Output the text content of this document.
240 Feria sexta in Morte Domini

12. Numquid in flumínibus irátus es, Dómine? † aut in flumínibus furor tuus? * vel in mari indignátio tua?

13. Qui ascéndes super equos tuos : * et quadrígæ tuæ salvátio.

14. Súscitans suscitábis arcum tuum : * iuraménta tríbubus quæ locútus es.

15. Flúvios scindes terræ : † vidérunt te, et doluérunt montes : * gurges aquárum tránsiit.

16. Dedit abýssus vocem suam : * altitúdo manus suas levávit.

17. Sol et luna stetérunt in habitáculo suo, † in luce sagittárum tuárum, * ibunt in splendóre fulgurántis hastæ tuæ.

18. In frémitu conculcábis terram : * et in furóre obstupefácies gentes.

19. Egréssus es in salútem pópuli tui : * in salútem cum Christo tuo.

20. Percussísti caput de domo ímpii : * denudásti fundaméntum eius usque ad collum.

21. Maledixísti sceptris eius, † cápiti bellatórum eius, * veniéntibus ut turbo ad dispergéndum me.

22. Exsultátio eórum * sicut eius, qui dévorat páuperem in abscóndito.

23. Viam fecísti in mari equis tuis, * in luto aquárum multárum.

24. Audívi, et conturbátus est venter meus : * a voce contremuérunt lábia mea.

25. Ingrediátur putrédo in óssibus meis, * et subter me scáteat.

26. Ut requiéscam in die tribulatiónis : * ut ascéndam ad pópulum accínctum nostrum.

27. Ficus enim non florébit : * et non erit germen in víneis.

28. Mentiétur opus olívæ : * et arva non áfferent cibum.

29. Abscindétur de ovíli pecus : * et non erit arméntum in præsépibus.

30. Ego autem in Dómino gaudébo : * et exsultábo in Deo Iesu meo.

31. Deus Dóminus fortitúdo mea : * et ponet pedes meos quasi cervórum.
******
THE EXERCISE
Restate the whole of the material exactly.

RESULT BELOW
Output the text content of this document.
240 Feria sexta in Morte Domini

12. Numquid in flumínibus irátus es, Dómine? † aut in flumínibus furor tuus? * vel in mari indignátio tua?

13. Qui ascéndes super equos tuos : * et quadrígæ tuæ salvátio.

14. Súscitans suscitábis arcum tuum : * iuraménta tríbubus quæ locútus es.

15. Flúvios scindes terræ : † vidérunt te, et doluérunt montes : * gurges aquárum tránsiit.

16. Dedit abýssus vocem suam : * altitúdo manus suas levávit.

17. Sol et luna stetérunt in habitáculo suo, † in luce sagittárum tuárum, * ibunt in splendóre fulgurántis hastæ tuæ.

18. In frémitu conculcábis terram : * et in furóre obstupefácies gentes.

19. Egréssus es in salútem pópuli tui : * in salútem cum Christo tuo.

20. Percussísti caput de domo ímpii : * denudásti fundaméntum eius usque ad collum.

21. Maledixísti sceptris eius, † cápiti bellatórum eius, * veniéntibus ut turbo ad dispergéndum me.

22. Exsultátio eórum * sicut eius, qui dévorat páuperem in abscóndito.

23. Viam fecísti in mari equis tuis, * in luto aquárum multárum.

24. Audívi, et conturbátus est venter meus : * a voce contremuérunt lábia mea.

25. Ingrediátur putrédo in óssibus meis, * et subter me scáteat.

26. Ut requiéscam in die tribulatiónis : * ut ascéndam ad pópulum accínctum nostrum.

27. Ficus enim non florébit : * et non erit germen in víneis.

28. Mentiétur opus olívæ : * et arva non áfferent cibum.

29. Abscindétur de ovíli pecus : * et non erit arméntum in præsépibus.

30. Ego autem in Dómino gaudébo : * et exsultábo in Deo Iesu meo.

31. Deus Dóminus fortitúdo mea : * et ponet pedes meos quasi cervórum.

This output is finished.